» WORK INSTRUCTIONS:
Read the listing below and copy out every line that holds "BRUNO".

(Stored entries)

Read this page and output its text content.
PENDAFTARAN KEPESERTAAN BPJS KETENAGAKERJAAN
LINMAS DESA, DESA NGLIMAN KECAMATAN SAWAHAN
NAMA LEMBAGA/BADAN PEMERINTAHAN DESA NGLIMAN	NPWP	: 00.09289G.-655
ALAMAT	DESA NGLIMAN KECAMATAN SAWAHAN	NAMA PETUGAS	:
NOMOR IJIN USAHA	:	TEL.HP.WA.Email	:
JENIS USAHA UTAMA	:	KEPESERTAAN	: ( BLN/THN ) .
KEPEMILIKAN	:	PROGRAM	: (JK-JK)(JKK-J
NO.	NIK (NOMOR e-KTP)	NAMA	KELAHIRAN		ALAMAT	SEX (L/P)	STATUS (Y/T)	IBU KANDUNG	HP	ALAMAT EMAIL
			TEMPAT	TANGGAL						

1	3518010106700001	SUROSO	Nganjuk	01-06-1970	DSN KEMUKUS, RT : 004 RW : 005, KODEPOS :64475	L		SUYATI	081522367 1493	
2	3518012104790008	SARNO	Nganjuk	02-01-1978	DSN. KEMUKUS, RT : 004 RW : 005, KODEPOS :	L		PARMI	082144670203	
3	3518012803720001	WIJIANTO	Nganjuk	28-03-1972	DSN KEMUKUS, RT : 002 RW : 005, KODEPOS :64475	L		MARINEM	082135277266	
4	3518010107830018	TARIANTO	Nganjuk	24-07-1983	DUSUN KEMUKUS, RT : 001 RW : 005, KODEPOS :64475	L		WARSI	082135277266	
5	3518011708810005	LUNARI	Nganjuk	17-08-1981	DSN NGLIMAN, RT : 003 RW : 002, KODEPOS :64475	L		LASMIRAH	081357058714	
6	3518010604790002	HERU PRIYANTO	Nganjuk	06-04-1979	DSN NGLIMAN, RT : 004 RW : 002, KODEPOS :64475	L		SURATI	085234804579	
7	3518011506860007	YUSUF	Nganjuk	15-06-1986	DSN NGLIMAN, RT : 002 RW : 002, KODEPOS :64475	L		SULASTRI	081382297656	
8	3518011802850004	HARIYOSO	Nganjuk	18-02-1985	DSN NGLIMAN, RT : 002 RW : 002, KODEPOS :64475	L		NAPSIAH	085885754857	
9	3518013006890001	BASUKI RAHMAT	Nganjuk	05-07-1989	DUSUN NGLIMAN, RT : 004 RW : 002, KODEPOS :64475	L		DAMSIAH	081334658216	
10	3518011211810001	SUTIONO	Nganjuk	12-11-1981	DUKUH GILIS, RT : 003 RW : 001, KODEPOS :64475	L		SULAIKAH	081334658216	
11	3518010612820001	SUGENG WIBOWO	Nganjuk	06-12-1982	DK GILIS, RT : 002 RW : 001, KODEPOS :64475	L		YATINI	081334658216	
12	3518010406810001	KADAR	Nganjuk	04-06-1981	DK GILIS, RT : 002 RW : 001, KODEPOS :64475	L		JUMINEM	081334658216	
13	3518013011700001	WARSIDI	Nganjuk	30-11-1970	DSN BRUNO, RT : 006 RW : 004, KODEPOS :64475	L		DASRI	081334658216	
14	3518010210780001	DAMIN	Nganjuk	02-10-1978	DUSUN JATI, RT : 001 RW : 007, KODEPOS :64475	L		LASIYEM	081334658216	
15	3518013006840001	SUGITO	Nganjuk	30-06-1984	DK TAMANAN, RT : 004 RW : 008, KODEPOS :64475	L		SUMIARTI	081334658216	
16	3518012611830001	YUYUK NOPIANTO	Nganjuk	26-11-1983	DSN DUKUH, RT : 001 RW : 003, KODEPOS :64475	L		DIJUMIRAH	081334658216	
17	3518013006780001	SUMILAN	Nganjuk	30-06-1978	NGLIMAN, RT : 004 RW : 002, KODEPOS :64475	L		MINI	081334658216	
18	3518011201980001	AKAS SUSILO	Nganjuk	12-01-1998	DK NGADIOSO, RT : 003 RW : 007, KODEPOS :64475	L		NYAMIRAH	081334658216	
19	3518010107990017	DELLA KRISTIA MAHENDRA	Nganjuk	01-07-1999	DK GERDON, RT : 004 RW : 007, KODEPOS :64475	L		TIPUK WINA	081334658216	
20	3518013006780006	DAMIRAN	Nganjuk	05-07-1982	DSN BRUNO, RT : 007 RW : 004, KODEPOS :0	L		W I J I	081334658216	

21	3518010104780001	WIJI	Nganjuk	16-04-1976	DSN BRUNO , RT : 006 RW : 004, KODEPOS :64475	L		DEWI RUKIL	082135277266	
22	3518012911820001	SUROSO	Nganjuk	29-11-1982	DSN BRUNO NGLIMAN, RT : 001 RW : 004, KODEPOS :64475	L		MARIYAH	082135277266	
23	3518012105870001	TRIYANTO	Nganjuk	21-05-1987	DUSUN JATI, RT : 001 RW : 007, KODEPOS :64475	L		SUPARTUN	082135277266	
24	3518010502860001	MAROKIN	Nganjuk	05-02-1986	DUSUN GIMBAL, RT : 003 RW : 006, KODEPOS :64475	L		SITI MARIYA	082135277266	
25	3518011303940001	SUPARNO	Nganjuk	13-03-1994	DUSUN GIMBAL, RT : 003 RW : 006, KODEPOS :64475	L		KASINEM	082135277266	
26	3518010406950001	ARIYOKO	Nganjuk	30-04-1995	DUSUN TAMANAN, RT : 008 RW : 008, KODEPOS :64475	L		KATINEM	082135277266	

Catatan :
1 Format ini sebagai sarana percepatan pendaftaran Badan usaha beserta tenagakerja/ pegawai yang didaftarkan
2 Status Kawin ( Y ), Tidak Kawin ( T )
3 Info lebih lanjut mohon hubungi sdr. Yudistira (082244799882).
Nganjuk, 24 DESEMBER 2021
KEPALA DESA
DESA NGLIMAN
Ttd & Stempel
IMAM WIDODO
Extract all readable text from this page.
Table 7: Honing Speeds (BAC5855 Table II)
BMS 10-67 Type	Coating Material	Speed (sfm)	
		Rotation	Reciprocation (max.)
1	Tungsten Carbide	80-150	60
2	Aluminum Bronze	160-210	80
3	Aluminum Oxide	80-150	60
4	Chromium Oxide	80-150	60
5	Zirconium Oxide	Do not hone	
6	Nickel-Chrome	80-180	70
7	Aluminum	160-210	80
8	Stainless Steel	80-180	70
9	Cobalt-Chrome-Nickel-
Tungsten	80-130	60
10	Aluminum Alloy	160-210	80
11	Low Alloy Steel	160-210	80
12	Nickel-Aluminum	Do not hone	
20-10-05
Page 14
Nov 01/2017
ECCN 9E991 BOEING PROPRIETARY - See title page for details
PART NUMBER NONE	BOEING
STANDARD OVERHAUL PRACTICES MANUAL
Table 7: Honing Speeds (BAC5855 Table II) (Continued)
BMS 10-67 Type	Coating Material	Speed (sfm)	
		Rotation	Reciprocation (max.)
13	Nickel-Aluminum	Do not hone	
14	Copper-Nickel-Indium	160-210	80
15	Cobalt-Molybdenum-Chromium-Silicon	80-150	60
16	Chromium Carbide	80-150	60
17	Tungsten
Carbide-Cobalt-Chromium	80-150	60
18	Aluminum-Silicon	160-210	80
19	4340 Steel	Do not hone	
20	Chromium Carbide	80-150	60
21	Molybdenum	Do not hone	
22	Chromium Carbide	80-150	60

» FINAL RESULT:
13	3518013011700001	WARSIDI	Nganjuk	30-11-1970	DSN BRUNO, RT : 006 RW : 004, KODEPOS :64475	L		DASRI	081334658216	
20	3518013006780006	DAMIRAN	Nganjuk	05-07-1982	DSN BRUNO, RT : 007 RW : 004, KODEPOS :0	L		W I J I	081334658216	
21	3518010104780001	WIJI	Nganjuk	16-04-1976	DSN BRUNO , RT : 006 RW : 004, KODEPOS :64475	L		DEWI RUKIL	082135277266	
22	3518012911820001	SUROSO	Nganjuk	29-11-1982	DSN BRUNO NGLIMAN, RT : 001 RW : 004, KODEPOS :64475	L		MARIYAH	082135277266	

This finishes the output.